MATERIAL PROVIDED
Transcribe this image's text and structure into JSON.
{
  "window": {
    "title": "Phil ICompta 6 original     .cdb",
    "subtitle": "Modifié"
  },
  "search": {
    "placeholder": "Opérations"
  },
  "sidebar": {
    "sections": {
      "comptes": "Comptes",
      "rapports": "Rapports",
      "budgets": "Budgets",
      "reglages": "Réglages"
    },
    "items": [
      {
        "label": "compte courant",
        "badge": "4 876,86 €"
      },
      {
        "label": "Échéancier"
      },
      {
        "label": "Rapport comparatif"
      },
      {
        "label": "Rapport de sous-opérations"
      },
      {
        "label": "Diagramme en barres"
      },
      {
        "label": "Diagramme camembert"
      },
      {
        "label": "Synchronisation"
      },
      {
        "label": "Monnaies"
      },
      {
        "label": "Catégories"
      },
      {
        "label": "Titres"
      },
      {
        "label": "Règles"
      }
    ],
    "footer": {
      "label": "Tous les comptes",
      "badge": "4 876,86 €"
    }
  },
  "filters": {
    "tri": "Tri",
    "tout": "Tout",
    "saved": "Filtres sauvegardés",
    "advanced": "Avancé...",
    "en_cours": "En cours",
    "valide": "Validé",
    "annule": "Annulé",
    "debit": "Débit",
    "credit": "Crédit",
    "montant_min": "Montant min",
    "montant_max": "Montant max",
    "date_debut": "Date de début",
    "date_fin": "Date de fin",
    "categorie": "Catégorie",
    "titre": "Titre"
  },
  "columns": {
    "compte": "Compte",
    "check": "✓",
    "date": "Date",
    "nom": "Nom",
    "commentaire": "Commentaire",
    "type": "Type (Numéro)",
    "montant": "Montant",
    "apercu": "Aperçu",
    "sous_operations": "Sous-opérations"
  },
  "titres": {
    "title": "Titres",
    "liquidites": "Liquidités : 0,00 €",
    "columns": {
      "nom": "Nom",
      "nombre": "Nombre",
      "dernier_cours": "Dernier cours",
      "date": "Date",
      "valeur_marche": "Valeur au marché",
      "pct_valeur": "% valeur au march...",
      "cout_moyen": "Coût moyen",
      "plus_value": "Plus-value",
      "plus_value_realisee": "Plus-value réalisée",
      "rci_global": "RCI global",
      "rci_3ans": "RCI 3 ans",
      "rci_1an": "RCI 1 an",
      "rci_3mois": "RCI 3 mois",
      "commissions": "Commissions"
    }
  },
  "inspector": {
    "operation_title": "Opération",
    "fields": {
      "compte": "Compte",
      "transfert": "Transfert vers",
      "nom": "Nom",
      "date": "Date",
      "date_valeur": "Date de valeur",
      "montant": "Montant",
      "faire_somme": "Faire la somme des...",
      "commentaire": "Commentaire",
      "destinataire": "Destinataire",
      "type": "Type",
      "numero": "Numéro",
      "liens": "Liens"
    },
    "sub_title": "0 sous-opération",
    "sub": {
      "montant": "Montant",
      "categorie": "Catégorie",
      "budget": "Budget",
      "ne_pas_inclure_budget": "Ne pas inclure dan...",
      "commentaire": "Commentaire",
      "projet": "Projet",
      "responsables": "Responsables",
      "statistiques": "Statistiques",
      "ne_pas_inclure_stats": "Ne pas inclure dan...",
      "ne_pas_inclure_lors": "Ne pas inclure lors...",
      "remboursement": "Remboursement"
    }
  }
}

TO BE DONE
Extract each entry in full, exactly as given.

FINISHED EXERCISE
Transcribe this image's text and structure into JSON.
{
  "window": {
    "title": "Phil ICompta 6 original     .cdb",
    "subtitle": "Modifié"
  },
  "search": {
    "placeholder": "Opérations"
  },
  "sidebar": {
    "sections": {
      "comptes": "Comptes",
      "rapports": "Rapports",
      "budgets": "Budgets",
      "reglages": "Réglages"
    },
    "items": [
      {
        "label": "compte courant",
        "badge": "4 876,86 €"
      },
      {
        "label": "Échéancier"
      },
      {
        "label": "Rapport comparatif"
      },
      {
        "label": "Rapport de sous-opérations"
      },
      {
        "label": "Diagramme en barres"
      },
      {
        "label": "Diagramme camembert"
      },
      {
        "label": "Synchronisation"
      },
      {
        "label": "Monnaies"
      },
      {
        "label": "Catégories"
      },
      {
        "label": "Titres"
      },
      {
        "label": "Règles"
      }
    ],
    "footer": {
      "label": "Tous les comptes",
      "badge": "4 876,86 €"
    }
  },
  "filters": {
    "tri": "Tri",
    "tout": "Tout",
    "saved": "Filtres sauvegardés",
    "advanced": "Avancé...",
    "en_cours": "En cours",
    "valide": "Validé",
    "annule": "Annulé",
    "debit": "Débit",
    "credit": "Crédit",
    "montant_min": "Montant min",
    "montant_max": "Montant max",
    "date_debut": "Date de début",
    "date_fin": "Date de fin",
    "categorie": "Catégorie",
    "titre": "Titre"
  },
  "columns": {
    "compte": "Compte",
    "check": "✓",
    "date": "Date",
    "nom": "Nom",
    "commentaire": "Commentaire",
    "type": "Type (Numéro)",
    "montant": "Montant",
    "apercu": "Aperçu",
    "sous_operations": "Sous-opérations"
  },
  "titres": {
    "title": "Titres",
    "liquidites": "Liquidités : 0,00 €",
    "columns": {
      "nom": "Nom",
      "nombre": "Nombre",
      "dernier_cours": "Dernier cours",
      "date": "Date",
      "valeur_marche": "Valeur au marché",
      "pct_valeur": "% valeur au march...",
      "cout_moyen": "Coût moyen",
      "plus_value": "Plus-value",
      "plus_value_realisee": "Plus-value réalisée",
      "rci_global": "RCI global",
      "rci_3ans": "RCI 3 ans",
      "rci_1an": "RCI 1 an",
      "rci_3mois": "RCI 3 mois",
      "commissions": "Commissions"
    }
  },
  "inspector": {
    "operation_title": "Opération",
    "fields": {
      "compte": "Compte",
      "transfert": "Transfert vers",
      "nom": "Nom",
      "date": "Date",
      "date_valeur": "Date de valeur",
      "montant": "Montant",
      "faire_somme": "Faire la somme des...",
      "commentaire": "Commentaire",
      "destinataire": "Destinataire",
      "type": "Type",
      "numero": "Numéro",
      "liens": "Liens"
    },
    "sub_title": "0 sous-opération",
    "sub": {
      "montant": "Montant",
      "categorie": "Catégorie",
      "budget": "Budget",
      "ne_pas_inclure_budget": "Ne pas inclure dan...",
      "commentaire": "Commentaire",
      "projet": "Projet",
      "responsables": "Responsables",
      "statistiques": "Statistiques",
      "ne_pas_inclure_stats": "Ne pas inclure dan...",
      "ne_pas_inclure_lors": "Ne pas inclure lors...",
      "remboursement": "Remboursement"
    }
  }
}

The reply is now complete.